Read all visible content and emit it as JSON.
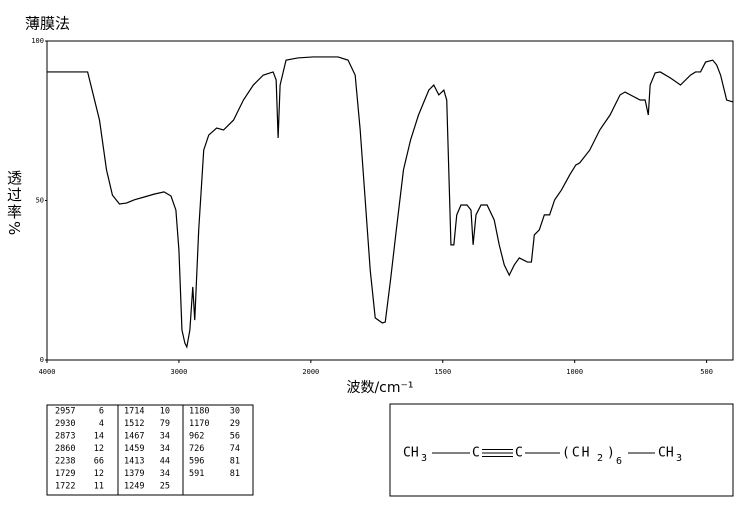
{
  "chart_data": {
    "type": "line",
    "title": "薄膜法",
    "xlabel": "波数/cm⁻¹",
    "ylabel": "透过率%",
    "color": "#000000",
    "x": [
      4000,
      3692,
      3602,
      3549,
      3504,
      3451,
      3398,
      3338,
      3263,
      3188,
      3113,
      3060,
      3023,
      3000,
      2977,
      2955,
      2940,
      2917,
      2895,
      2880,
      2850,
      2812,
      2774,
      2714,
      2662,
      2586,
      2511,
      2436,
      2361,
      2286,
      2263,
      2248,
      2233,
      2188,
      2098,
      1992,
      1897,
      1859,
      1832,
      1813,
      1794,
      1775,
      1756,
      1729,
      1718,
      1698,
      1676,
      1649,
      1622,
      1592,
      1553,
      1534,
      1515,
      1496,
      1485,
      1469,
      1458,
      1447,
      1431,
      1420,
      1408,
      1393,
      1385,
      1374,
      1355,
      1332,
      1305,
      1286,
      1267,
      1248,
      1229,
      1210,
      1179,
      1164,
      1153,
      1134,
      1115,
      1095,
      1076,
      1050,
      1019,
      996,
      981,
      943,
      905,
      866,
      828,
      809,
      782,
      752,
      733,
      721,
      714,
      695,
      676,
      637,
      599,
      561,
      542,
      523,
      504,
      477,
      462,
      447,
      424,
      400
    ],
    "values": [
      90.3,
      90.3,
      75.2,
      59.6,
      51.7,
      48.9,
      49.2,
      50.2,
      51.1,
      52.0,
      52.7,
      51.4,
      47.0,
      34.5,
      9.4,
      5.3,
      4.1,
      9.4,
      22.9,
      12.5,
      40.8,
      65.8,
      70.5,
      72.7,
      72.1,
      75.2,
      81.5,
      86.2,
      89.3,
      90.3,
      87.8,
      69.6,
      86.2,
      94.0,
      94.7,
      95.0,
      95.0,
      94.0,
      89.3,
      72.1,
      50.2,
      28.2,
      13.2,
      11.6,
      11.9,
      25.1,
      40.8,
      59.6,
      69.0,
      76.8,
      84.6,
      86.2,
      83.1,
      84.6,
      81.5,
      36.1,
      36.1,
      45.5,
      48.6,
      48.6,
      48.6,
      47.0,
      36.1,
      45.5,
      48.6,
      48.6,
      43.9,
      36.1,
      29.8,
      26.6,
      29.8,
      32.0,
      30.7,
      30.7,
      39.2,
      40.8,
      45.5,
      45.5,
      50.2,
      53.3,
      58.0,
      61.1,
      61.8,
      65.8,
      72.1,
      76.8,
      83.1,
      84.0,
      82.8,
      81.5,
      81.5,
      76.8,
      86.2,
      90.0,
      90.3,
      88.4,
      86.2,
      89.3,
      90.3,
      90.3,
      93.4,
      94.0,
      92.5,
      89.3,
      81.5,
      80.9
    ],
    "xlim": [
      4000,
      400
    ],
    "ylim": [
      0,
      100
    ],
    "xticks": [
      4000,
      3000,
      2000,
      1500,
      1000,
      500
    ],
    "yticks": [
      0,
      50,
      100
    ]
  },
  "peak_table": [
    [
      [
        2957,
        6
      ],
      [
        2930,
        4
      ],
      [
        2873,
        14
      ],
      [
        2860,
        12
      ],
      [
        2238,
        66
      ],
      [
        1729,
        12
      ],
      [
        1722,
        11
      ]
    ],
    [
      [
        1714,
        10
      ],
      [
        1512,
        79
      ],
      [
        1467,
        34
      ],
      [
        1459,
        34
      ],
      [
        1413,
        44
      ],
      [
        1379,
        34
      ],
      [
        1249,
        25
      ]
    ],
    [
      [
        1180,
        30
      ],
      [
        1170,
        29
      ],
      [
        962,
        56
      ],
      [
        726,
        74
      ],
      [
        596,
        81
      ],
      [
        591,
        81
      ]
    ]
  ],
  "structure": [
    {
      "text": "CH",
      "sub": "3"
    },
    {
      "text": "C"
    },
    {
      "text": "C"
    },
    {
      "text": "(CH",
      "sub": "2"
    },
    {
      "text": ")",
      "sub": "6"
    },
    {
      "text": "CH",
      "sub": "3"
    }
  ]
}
---
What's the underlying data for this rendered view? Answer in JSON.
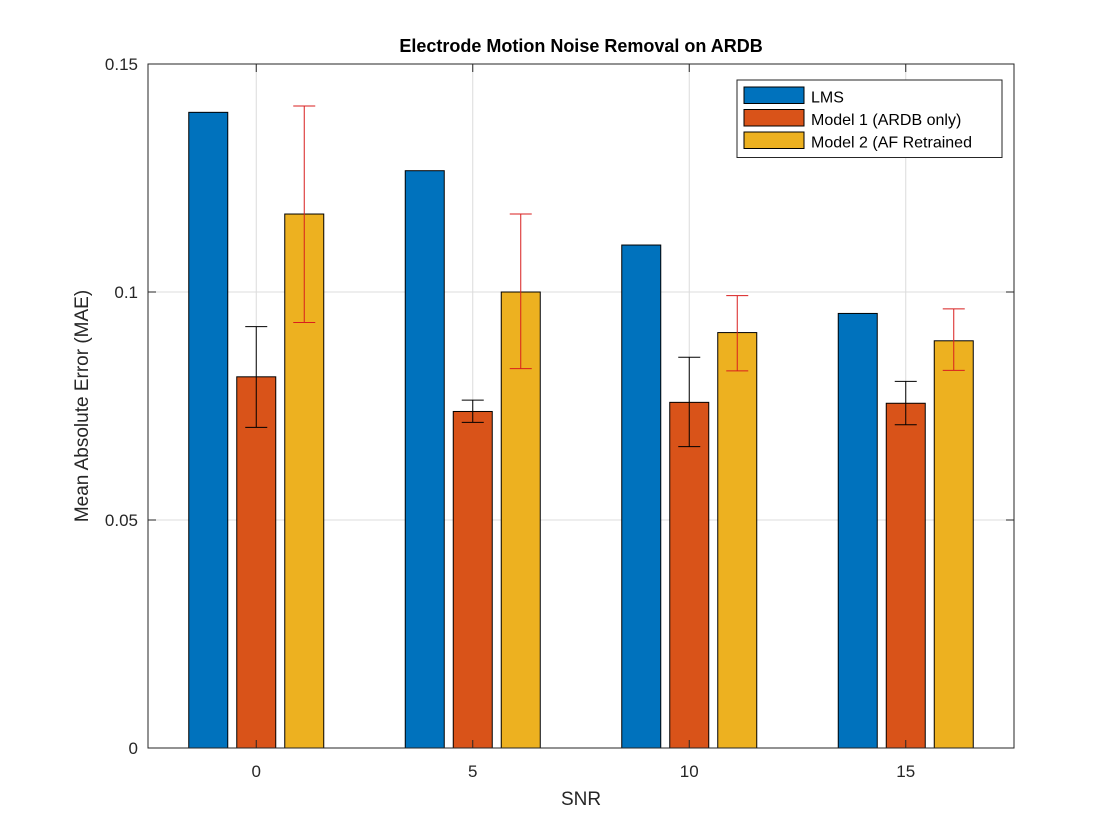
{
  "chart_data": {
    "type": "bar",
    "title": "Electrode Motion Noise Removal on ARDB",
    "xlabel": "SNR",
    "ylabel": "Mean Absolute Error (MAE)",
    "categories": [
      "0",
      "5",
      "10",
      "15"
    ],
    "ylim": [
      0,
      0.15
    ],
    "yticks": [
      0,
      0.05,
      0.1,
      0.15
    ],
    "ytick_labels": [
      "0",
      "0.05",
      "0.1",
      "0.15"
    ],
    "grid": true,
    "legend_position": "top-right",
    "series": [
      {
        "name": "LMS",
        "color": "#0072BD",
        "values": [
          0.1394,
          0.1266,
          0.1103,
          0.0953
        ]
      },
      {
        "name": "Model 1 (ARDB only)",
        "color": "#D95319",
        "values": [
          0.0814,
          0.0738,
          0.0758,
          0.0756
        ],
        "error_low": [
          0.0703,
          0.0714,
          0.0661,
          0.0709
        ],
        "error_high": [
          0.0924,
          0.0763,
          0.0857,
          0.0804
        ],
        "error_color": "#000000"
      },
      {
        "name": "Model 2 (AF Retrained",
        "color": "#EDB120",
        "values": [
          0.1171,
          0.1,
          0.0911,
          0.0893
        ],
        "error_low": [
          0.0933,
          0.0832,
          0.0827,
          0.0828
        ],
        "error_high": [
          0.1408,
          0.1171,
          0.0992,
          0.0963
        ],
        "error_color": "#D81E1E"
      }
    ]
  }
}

Task instructions:
Respond with the number of lines containing "name" and no additional words.

Complete answer:
3